## Task objective:
Of the lines listed below, how many contain the string "Sirop"? Answer with the number alone.
────────────────────
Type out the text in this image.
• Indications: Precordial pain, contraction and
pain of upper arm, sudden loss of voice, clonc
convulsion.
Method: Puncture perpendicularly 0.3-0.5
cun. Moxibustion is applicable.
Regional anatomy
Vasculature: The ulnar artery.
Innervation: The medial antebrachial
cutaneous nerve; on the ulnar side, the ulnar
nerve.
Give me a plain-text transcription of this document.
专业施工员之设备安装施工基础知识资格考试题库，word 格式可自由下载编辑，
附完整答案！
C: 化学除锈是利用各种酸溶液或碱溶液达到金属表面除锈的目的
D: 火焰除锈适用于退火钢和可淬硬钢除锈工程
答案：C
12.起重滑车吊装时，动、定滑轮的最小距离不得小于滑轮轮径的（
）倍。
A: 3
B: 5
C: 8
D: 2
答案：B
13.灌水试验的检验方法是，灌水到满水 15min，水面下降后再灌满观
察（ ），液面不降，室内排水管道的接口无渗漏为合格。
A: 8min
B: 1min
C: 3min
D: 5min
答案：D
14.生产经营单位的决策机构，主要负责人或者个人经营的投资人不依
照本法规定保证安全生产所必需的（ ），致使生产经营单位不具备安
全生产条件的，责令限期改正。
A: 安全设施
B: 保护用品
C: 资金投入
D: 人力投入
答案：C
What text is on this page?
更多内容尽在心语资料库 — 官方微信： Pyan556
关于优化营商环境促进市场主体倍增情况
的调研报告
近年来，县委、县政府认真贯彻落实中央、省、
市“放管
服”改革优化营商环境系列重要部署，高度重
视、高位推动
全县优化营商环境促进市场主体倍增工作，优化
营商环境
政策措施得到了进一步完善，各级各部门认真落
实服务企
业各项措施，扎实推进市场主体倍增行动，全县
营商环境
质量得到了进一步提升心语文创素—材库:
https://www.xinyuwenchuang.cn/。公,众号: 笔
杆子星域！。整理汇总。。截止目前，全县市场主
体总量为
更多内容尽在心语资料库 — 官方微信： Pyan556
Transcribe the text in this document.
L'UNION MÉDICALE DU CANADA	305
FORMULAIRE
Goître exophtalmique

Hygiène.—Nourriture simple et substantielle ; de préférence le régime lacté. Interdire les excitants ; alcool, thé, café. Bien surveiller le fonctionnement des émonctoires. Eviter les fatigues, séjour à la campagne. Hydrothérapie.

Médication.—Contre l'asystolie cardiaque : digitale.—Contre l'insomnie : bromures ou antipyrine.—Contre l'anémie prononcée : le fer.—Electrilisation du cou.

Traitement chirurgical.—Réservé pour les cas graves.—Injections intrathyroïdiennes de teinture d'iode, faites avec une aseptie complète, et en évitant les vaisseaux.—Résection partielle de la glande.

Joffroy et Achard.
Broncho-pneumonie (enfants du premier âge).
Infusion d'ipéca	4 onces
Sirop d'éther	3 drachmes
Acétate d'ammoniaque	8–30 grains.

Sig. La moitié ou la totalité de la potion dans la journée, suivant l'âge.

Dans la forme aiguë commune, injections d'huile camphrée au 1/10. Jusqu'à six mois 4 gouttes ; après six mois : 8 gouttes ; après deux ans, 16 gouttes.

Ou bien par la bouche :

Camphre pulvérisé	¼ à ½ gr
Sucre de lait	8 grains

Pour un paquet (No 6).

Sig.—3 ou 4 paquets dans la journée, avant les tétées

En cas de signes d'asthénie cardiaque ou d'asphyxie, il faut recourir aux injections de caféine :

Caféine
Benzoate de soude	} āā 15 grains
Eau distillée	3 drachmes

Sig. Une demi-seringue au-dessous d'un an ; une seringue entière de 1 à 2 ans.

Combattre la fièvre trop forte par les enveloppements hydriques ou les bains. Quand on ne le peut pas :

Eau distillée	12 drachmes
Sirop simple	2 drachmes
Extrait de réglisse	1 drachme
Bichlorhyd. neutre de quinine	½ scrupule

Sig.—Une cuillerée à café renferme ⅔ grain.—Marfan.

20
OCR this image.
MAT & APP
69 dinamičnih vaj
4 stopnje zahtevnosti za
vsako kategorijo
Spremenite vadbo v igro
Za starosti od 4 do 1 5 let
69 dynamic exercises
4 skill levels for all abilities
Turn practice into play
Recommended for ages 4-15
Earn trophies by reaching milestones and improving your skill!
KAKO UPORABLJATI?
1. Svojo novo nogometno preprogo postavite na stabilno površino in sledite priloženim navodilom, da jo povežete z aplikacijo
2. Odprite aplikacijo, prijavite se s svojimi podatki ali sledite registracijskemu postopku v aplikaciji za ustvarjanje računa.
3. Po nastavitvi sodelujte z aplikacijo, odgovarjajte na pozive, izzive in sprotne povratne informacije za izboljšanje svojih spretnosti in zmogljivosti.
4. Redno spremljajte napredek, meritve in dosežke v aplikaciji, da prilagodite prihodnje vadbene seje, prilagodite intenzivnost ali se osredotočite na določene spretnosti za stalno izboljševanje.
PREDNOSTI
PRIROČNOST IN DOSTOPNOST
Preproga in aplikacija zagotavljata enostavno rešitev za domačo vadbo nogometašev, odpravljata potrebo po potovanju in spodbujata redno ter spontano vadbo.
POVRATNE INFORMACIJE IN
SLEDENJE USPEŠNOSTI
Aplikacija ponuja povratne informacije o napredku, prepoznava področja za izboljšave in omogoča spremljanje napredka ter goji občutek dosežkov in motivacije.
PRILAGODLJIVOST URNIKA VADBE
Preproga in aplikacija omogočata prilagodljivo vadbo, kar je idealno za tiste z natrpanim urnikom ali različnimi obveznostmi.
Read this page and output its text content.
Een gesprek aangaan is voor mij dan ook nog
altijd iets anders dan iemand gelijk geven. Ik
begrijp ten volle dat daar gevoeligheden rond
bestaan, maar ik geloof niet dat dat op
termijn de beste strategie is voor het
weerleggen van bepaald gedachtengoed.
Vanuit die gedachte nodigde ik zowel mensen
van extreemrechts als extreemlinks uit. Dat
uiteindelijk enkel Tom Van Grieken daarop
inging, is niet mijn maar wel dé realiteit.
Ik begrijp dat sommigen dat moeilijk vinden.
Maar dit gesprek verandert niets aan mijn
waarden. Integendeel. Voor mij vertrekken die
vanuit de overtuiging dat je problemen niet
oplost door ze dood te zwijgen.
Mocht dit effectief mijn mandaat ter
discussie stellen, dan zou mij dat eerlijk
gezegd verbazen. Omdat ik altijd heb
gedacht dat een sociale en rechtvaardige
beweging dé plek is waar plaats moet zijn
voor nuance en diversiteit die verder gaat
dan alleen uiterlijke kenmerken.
────────────────────
## Reply:
2